# Written exercise
Rewrite the data from the line containing "Where is each" through the line containing "623 808 721</box>", swapping "screenshot" for "screen capture" and keeping everything else the same. Leave the pictures out.

# Record list
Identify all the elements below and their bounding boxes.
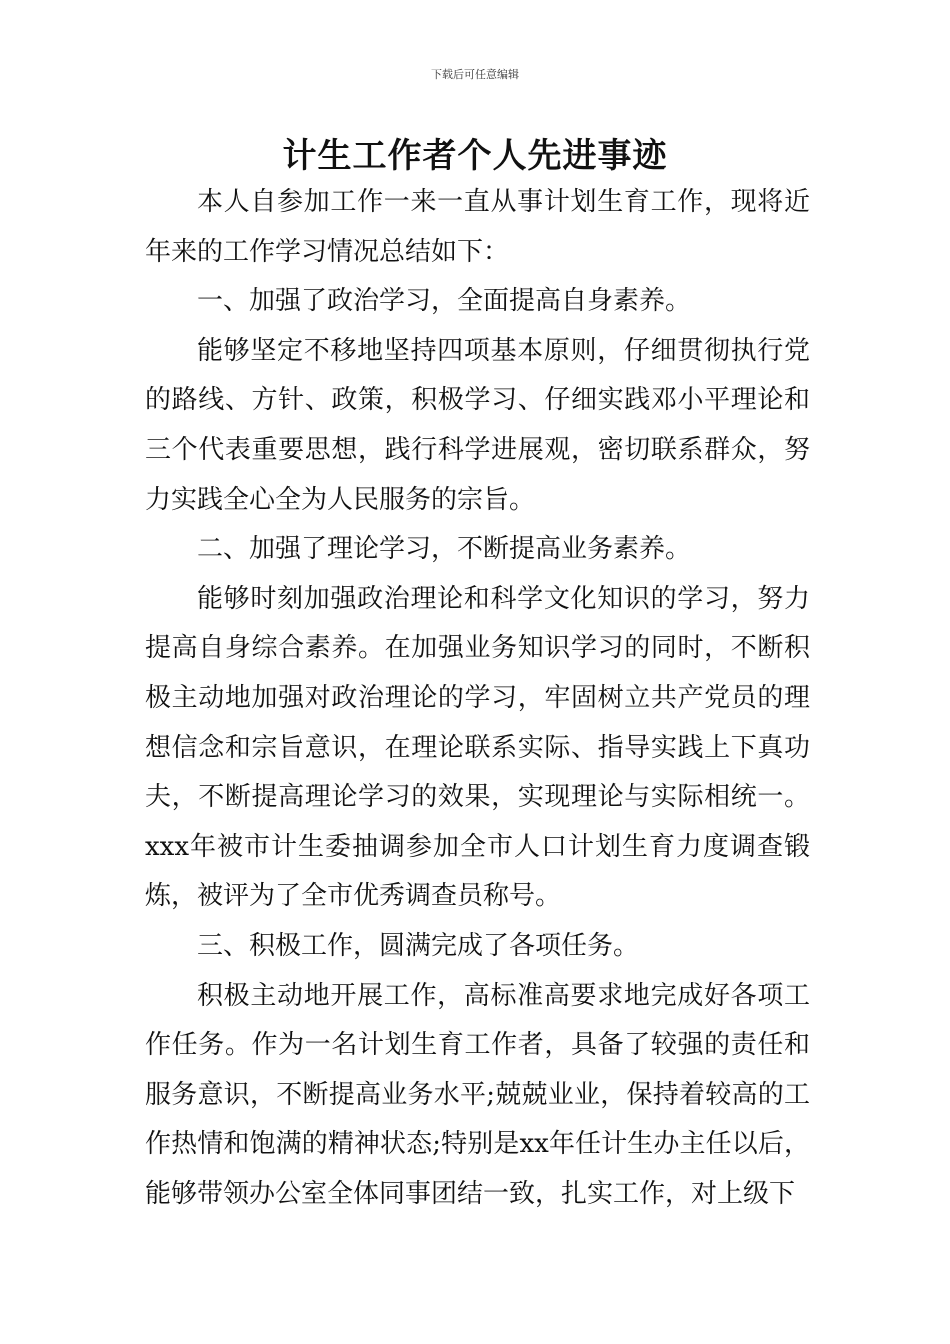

--

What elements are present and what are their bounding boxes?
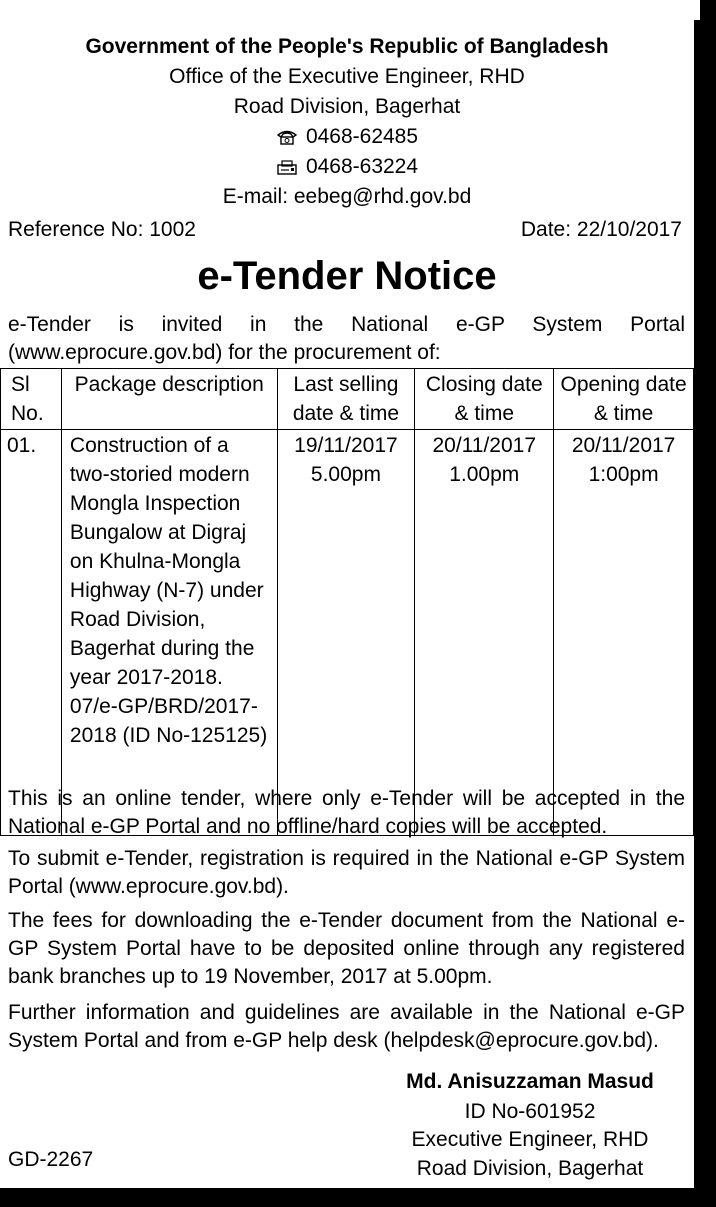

---

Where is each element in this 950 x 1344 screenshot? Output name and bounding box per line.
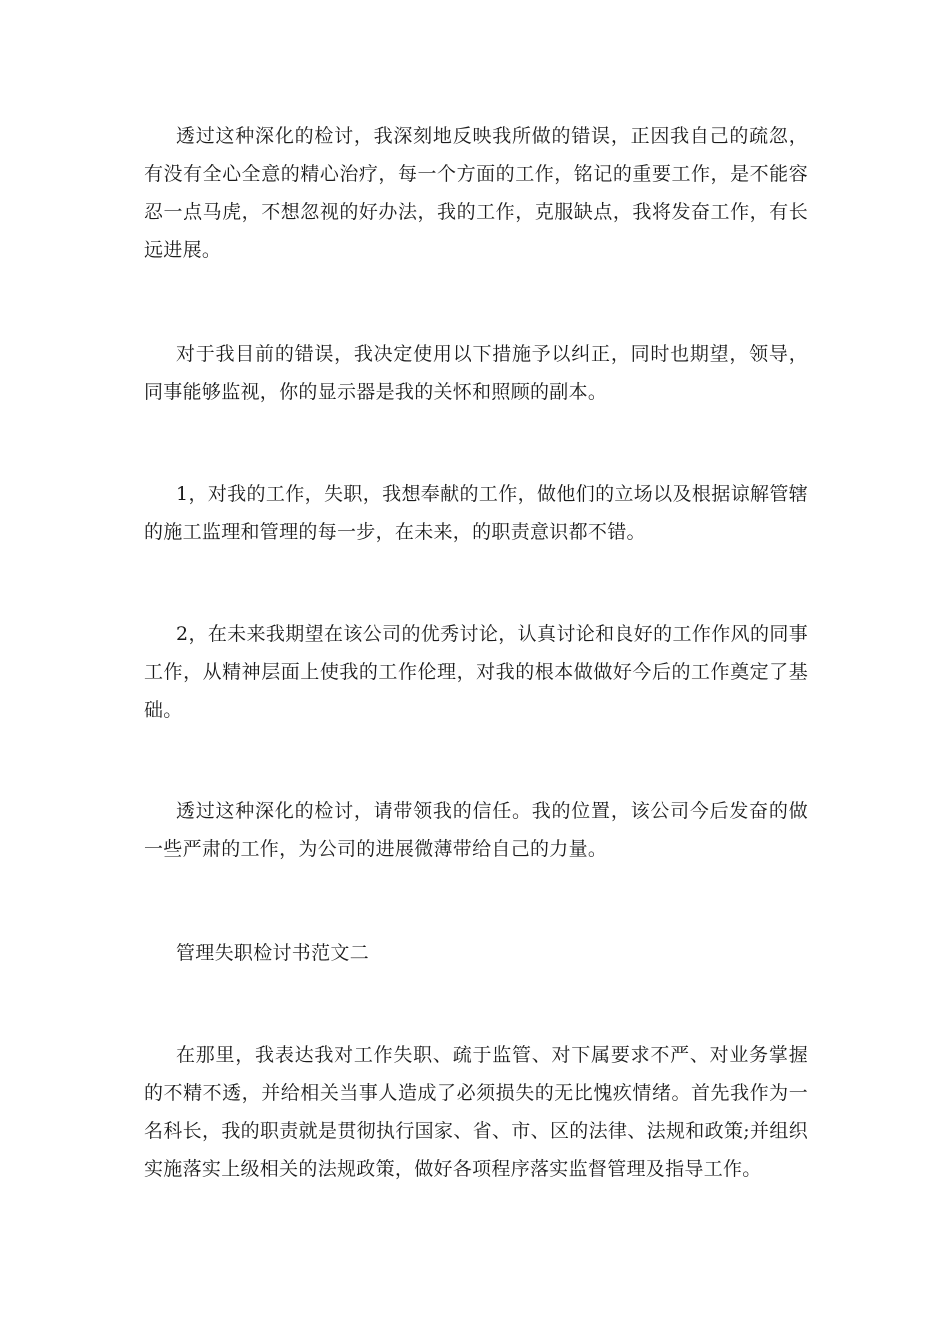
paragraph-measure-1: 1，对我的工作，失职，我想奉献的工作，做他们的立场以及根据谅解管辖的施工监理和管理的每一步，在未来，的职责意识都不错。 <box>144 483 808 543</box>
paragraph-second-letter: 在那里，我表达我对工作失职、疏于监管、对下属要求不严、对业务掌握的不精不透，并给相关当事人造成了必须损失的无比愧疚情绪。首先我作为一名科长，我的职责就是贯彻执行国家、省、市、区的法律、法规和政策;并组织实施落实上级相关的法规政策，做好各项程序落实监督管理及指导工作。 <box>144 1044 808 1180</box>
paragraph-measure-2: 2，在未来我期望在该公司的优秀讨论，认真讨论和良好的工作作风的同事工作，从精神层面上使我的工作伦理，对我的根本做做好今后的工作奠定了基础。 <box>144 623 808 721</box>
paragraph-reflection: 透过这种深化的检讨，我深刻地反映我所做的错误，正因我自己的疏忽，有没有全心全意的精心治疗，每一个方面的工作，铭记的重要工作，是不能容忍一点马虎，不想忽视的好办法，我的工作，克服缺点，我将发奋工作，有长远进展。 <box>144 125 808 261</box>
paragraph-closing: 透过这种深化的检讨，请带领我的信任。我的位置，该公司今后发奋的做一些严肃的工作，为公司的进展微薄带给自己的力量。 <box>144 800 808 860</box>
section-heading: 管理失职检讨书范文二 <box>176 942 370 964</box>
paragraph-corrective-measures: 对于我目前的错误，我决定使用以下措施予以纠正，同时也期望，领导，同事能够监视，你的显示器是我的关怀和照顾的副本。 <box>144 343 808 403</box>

# Written answer
Where is each element in this 950 x 1344 screen capture? Output name and bounding box per line.
paragraph-measure-1: 1，对我的工作，失职，我想奉献的工作，做他们的立场以及根据谅解管辖的施工监理和管理的每一步，在未来，的职责意识都不错。 <box>144 483 808 543</box>
paragraph-second-letter: 在那里，我表达我对工作失职、疏于监管、对下属要求不严、对业务掌握的不精不透，并给相关当事人造成了必须损失的无比愧疚情绪。首先我作为一名科长，我的职责就是贯彻执行国家、省、市、区的法律、法规和政策;并组织实施落实上级相关的法规政策，做好各项程序落实监督管理及指导工作。 <box>144 1044 808 1180</box>
paragraph-measure-2: 2，在未来我期望在该公司的优秀讨论，认真讨论和良好的工作作风的同事工作，从精神层面上使我的工作伦理，对我的根本做做好今后的工作奠定了基础。 <box>144 623 808 721</box>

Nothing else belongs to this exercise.